**GOAL OF THE EXERCISE**
For each line that holds "breakpoints", copy the line out.

**DATA FOR THIS EXERCISE**
╭──

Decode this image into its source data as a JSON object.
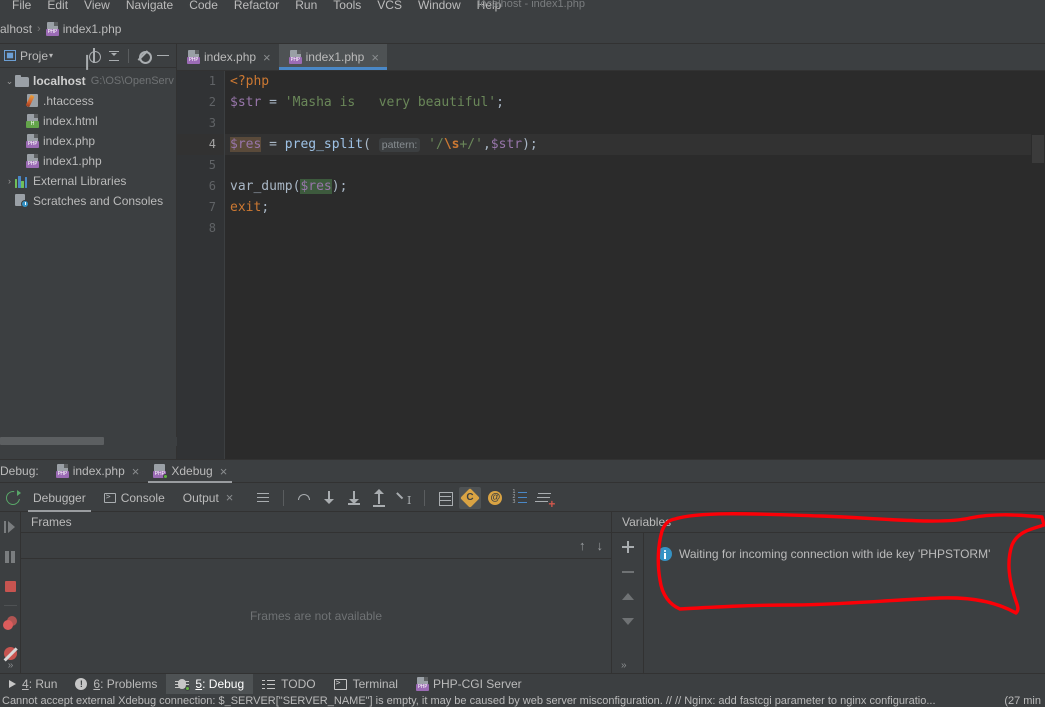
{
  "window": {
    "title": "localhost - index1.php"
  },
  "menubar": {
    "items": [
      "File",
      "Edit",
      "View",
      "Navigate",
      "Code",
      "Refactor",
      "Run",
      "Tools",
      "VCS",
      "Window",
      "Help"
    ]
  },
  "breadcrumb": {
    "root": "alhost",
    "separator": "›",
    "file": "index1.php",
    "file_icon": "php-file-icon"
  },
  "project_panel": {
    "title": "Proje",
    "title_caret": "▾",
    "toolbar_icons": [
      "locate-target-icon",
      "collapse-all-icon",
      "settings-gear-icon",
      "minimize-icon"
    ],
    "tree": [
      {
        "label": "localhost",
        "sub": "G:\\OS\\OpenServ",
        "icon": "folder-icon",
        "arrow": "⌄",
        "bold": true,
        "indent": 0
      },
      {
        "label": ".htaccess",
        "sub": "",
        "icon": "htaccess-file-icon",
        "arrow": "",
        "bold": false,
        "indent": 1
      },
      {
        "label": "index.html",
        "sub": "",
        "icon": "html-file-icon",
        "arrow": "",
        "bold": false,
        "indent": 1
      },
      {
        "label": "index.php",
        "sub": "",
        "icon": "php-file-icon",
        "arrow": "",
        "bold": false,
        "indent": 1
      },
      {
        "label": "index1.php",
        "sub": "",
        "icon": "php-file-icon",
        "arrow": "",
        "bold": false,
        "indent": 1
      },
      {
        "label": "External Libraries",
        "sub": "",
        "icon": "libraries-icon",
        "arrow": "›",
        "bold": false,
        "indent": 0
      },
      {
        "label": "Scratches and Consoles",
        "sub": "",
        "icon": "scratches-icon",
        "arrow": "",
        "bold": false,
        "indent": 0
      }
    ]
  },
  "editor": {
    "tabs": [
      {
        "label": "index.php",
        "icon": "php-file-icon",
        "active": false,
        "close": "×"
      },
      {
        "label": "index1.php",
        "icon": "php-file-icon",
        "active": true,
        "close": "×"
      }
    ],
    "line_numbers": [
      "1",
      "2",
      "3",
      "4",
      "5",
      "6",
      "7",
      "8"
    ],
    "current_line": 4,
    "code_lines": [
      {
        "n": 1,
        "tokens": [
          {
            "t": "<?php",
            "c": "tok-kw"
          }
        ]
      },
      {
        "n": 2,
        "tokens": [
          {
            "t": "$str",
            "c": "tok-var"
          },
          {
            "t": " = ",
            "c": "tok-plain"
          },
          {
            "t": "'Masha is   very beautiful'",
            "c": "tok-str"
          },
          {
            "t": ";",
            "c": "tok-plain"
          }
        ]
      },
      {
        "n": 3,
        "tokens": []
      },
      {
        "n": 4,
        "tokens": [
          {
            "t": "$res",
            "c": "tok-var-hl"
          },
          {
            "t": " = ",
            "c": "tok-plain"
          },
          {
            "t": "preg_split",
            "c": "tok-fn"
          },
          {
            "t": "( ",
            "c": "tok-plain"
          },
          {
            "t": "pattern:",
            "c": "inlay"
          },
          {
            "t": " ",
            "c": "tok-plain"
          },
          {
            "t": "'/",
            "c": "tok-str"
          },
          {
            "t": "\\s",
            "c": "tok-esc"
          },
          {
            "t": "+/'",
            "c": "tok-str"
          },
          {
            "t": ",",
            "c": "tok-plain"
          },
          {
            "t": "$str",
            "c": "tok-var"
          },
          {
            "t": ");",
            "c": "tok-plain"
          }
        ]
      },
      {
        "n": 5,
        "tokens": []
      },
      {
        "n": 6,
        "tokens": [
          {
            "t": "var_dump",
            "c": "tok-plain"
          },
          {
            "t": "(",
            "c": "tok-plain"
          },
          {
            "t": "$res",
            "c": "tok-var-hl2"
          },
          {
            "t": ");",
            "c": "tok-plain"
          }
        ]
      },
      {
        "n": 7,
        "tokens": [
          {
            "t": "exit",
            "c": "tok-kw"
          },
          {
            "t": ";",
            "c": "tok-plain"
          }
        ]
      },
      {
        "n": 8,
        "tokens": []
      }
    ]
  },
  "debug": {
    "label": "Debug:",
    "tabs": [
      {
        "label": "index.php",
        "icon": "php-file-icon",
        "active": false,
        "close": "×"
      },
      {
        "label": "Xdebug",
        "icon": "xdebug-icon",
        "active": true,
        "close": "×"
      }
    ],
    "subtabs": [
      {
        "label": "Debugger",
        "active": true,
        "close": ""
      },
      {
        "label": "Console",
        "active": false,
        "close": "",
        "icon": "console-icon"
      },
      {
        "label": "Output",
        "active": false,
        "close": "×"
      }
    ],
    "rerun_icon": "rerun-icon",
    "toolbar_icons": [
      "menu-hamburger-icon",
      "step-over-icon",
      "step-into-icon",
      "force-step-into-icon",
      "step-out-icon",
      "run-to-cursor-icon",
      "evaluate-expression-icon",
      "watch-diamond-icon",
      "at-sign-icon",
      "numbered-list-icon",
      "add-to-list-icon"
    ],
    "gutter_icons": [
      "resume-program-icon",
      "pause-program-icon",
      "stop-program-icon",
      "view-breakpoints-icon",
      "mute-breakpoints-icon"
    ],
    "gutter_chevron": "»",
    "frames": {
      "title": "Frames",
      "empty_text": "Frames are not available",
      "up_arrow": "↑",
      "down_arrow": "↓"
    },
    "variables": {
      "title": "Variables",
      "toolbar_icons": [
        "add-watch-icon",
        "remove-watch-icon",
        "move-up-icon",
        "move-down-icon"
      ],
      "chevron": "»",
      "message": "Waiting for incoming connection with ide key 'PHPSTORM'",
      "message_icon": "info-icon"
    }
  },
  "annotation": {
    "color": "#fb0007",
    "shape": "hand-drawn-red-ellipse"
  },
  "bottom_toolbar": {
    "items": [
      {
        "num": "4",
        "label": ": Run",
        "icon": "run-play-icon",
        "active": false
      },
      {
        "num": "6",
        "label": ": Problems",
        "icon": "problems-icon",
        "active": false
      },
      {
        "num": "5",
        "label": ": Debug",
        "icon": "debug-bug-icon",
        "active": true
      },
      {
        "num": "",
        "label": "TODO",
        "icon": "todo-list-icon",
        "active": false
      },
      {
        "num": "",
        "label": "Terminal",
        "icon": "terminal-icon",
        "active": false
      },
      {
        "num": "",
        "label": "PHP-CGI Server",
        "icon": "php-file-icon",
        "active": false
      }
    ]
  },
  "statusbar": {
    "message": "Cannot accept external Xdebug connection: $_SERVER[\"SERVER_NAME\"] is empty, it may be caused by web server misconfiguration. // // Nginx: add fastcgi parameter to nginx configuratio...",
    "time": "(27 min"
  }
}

╰──
╭──

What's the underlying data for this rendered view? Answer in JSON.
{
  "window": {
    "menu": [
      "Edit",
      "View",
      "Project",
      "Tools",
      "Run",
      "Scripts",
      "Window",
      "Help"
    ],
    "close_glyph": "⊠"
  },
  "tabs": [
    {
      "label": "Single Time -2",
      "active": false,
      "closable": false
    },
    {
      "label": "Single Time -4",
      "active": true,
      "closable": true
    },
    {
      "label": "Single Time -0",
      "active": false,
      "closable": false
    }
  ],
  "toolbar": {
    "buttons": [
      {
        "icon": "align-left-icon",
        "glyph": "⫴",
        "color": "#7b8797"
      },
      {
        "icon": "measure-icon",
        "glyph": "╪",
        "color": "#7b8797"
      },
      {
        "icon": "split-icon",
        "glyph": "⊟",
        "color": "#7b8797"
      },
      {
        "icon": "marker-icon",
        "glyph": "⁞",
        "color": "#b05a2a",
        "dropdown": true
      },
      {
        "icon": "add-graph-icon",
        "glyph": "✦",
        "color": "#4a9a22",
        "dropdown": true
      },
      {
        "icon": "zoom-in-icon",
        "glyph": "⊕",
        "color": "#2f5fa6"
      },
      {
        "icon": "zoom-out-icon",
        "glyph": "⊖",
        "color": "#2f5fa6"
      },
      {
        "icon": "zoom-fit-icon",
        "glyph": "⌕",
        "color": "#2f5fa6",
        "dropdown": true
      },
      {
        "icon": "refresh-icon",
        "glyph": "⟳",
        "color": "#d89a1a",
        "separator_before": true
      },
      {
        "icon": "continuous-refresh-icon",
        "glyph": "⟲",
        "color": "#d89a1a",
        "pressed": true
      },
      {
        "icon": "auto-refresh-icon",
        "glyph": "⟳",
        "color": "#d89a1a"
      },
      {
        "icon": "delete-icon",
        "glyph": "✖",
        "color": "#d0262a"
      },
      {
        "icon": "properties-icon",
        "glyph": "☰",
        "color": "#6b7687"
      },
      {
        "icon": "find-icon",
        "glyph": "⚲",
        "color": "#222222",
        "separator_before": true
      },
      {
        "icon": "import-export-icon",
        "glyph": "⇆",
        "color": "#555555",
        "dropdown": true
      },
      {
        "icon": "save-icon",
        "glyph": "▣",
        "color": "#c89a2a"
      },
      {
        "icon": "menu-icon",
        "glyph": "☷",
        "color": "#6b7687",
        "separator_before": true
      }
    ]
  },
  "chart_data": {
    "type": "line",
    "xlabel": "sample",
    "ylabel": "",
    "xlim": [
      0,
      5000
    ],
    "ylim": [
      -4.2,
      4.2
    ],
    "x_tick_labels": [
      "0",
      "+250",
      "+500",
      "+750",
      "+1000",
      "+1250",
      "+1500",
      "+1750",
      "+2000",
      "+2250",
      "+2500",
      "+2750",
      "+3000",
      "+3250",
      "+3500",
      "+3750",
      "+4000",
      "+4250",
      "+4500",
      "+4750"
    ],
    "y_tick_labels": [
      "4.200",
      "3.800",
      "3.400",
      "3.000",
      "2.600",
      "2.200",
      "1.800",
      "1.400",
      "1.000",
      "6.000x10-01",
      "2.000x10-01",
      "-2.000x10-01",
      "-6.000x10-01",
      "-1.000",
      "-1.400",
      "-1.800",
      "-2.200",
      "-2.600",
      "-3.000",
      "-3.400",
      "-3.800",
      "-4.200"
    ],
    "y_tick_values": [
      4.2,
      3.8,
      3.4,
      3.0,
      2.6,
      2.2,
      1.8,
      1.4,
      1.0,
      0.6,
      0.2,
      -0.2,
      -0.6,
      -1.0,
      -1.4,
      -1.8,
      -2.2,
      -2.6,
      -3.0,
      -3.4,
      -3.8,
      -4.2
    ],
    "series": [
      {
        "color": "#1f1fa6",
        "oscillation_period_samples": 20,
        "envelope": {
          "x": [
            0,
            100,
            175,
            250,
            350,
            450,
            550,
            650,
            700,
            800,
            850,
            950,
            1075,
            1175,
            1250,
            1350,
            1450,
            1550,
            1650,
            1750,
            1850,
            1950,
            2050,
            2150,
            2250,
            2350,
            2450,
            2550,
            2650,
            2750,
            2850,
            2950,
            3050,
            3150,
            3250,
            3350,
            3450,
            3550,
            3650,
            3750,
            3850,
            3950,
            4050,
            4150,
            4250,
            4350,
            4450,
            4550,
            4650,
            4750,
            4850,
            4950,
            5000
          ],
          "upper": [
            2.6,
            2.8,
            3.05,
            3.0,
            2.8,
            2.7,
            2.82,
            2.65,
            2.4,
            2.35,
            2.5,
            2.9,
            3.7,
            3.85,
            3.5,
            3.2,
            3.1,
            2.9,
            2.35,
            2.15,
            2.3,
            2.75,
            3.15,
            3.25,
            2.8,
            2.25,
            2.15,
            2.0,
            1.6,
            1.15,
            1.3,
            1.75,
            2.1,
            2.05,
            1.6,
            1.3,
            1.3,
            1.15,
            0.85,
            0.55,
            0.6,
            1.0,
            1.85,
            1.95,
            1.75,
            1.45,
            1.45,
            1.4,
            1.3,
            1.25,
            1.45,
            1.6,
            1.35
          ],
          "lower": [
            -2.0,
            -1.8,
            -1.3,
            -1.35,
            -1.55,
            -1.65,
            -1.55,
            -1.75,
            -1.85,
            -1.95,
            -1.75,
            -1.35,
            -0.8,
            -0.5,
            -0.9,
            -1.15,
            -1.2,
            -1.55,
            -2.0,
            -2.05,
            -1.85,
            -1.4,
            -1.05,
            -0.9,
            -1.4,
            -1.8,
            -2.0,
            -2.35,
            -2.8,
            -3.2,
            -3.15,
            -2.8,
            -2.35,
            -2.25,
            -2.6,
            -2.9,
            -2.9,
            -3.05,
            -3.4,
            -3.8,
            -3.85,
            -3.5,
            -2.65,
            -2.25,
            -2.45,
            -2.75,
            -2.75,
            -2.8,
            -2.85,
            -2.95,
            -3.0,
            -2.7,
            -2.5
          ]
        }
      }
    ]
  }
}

╰──

**WORKED SOLUTION**
      "view-breakpoints-icon",
      "mute-breakpoints-icon"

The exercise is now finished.